(Stored records)
++++++++

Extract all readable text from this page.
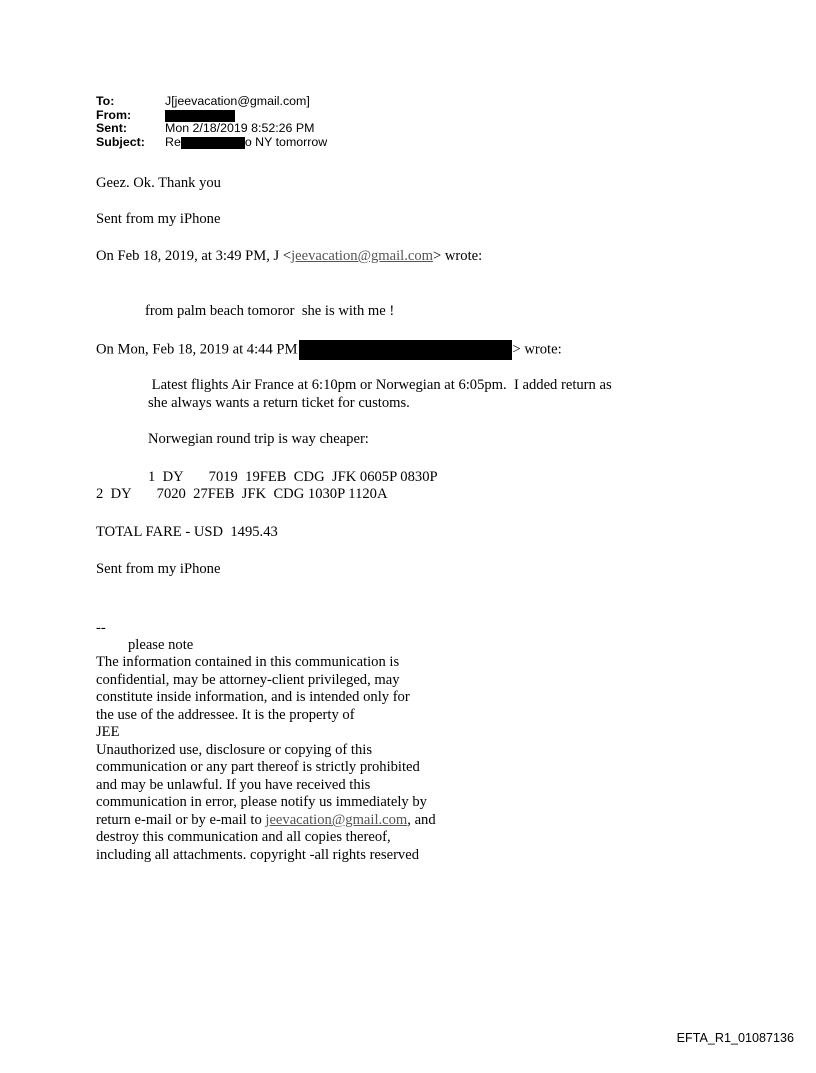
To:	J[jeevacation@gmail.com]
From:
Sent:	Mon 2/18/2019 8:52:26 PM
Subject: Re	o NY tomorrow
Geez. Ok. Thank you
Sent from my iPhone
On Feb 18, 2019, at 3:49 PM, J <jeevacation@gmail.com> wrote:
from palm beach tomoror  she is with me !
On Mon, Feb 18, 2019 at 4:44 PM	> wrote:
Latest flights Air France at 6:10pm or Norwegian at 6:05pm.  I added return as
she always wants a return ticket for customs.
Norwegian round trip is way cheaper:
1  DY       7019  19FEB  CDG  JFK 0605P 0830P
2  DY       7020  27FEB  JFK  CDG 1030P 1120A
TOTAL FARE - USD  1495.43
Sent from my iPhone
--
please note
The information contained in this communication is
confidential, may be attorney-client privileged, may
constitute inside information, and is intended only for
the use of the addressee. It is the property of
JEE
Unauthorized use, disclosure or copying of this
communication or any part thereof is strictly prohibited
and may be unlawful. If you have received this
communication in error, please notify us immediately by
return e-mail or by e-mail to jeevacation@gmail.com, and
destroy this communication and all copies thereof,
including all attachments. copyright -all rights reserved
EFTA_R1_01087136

++++++++

__DESCRIPTION OF THE TASK__. Whenever "Norwegian" turns up in a line, pick that line out.

__PROBLEM SOLUTION__.
Latest flights Air France at 6:10pm or Norwegian at 6:05pm.  I added return as
Norwegian round trip is way cheaper:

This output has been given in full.